[Start RECORDS PROVIDED]

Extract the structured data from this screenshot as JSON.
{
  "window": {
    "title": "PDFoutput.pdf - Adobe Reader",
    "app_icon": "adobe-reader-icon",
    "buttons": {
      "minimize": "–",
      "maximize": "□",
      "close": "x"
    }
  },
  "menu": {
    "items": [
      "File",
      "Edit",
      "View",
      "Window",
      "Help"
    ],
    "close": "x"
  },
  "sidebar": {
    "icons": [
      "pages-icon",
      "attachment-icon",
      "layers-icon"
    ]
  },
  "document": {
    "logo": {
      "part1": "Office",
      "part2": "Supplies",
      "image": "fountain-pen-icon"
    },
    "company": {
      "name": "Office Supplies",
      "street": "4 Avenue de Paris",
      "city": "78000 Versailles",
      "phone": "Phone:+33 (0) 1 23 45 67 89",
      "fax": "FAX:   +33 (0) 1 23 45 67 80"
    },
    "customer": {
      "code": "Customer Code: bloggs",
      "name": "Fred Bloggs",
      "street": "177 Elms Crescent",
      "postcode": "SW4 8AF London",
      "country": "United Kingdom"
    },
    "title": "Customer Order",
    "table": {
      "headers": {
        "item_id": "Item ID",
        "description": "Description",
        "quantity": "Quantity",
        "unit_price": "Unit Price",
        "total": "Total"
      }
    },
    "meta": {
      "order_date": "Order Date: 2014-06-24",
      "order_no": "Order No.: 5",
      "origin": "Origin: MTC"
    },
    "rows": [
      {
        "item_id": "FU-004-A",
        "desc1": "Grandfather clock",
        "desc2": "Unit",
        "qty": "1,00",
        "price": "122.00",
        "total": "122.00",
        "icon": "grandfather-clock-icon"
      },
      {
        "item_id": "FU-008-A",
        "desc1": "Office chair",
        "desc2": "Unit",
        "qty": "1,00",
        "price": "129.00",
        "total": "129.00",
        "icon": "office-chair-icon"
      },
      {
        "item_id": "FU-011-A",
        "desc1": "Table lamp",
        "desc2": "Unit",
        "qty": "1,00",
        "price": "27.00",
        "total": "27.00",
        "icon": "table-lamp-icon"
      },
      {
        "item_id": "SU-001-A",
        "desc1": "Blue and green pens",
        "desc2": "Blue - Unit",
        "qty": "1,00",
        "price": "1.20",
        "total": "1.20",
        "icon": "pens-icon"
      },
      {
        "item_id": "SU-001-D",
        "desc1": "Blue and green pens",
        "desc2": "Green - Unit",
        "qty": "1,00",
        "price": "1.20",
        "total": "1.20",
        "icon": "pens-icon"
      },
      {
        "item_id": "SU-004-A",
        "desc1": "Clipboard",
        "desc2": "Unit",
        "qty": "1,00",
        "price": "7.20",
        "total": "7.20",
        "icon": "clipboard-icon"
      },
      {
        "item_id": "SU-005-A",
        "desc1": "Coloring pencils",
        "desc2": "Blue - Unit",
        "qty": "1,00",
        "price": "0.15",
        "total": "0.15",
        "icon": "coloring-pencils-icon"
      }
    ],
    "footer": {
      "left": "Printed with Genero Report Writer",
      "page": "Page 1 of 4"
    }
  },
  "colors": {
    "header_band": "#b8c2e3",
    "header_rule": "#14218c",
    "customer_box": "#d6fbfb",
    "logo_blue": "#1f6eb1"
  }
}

[End RECORDS PROVIDED]
[Start RECORDS PROVIDED]

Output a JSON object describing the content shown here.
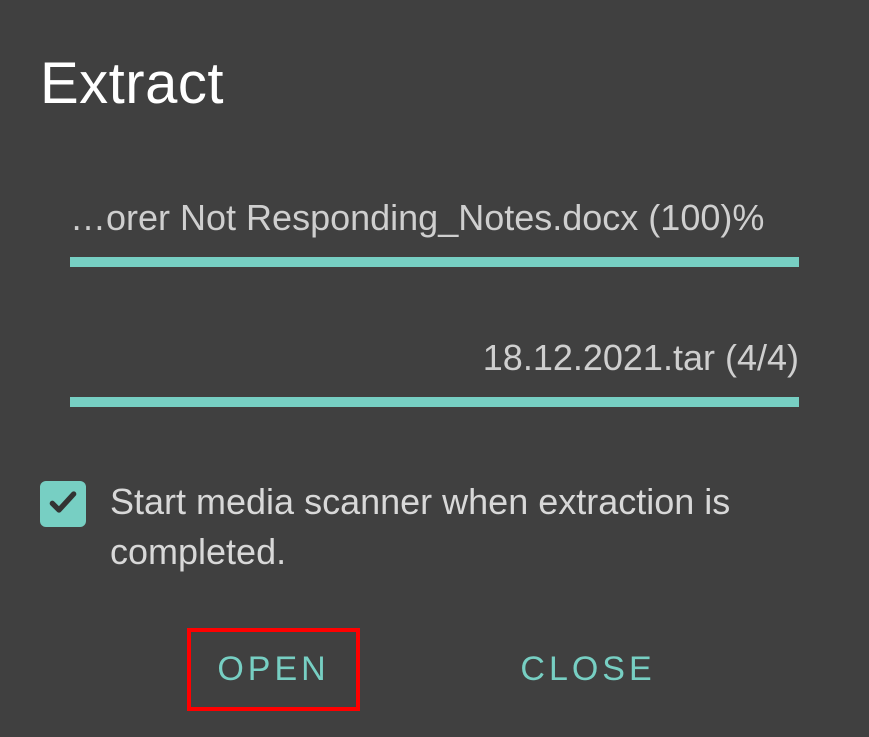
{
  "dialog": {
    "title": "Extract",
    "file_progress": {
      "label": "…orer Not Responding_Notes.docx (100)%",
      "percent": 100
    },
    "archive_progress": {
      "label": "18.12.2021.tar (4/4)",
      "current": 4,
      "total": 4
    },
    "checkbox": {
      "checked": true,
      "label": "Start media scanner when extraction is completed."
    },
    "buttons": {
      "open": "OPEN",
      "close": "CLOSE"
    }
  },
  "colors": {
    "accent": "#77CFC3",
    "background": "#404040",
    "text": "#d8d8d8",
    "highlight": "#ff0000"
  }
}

[End RECORDS PROVIDED]
[Start RECORDS PROVIDED]

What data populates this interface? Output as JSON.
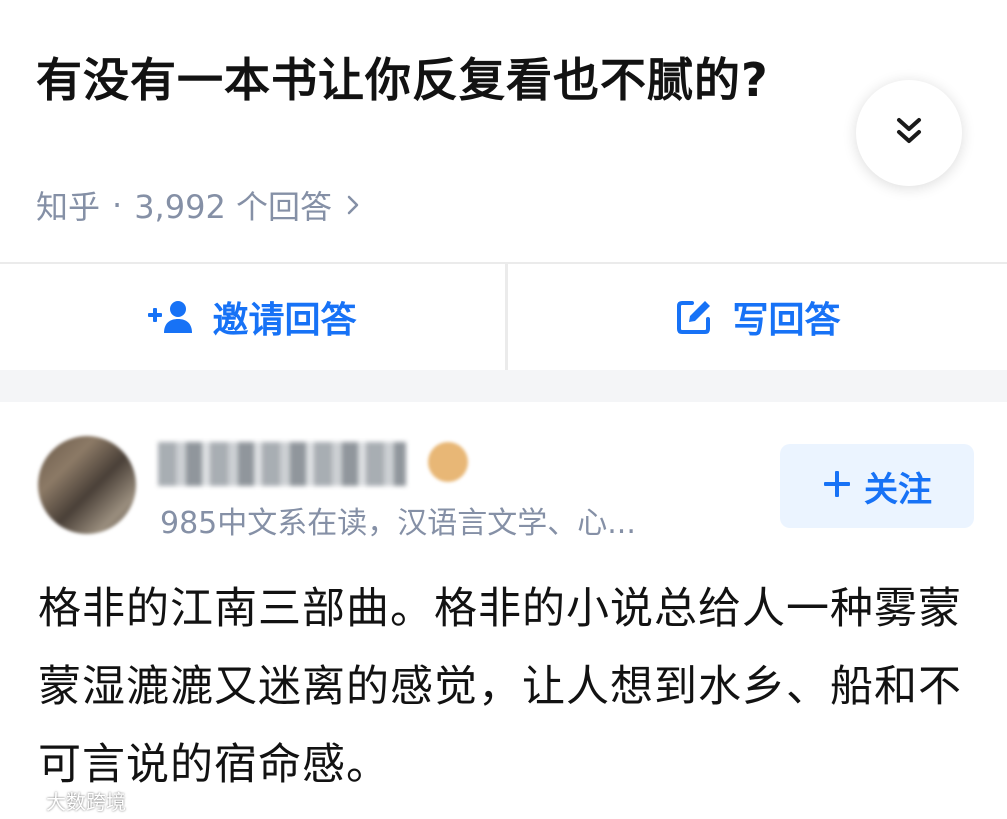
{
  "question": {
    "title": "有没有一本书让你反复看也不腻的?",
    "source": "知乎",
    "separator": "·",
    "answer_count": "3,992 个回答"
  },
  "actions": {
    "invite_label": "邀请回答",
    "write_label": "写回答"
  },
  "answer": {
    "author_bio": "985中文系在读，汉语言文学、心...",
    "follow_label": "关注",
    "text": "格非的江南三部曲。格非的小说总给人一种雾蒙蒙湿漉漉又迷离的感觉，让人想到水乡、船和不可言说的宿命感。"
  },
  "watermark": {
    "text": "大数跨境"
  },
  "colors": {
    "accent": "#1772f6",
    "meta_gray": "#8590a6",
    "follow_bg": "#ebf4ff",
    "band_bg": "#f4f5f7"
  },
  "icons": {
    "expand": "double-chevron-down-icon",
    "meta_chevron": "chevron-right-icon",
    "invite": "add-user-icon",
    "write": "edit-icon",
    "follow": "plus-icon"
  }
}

[End RECORDS PROVIDED]

- **WHAT THE EXERCISE ASKS**:
From the data above, work out how many lines hold "JSON". Answer with the number alone.

- **RESULT**:
3